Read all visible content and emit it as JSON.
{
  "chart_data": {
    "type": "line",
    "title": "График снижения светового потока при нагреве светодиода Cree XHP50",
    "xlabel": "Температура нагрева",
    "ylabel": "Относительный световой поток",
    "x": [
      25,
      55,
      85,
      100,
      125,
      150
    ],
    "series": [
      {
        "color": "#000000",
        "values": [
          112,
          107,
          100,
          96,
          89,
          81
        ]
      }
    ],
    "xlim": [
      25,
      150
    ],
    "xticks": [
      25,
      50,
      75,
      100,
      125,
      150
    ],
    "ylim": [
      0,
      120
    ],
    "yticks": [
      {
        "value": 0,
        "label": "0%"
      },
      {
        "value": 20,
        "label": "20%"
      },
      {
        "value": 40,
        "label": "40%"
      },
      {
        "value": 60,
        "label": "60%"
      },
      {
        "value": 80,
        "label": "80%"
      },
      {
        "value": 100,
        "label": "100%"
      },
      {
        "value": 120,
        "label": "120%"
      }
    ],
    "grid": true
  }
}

§ **Goal**
Your task is to output the full set of records exactly as presented.

§ **Written response**
Read all visible content and emit it as JSON.
{
  "chart_data": {
    "type": "line",
    "title": "График снижения светового потока при нагреве светодиода Cree XHP50",
    "xlabel": "Температура нагрева",
    "ylabel": "Относительный световой поток",
    "x": [
      25,
      55,
      85,
      100,
      125,
      150
    ],
    "series": [
      {
        "color": "#000000",
        "values": [
          112,
          107,
          100,
          96,
          89,
          81
        ]
      }
    ],
    "xlim": [
      25,
      150
    ],
    "xticks": [
      25,
      50,
      75,
      100,
      125,
      150
    ],
    "ylim": [
      0,
      120
    ],
    "yticks": [
      {
        "value": 0,
        "label": "0%"
      },
      {
        "value": 20,
        "label": "20%"
      },
      {
        "value": 40,
        "label": "40%"
      },
      {
        "value": 60,
        "label": "60%"
      },
      {
        "value": 80,
        "label": "80%"
      },
      {
        "value": 100,
        "label": "100%"
      },
      {
        "value": 120,
        "label": "120%"
      }
    ],
    "grid": true
  }
}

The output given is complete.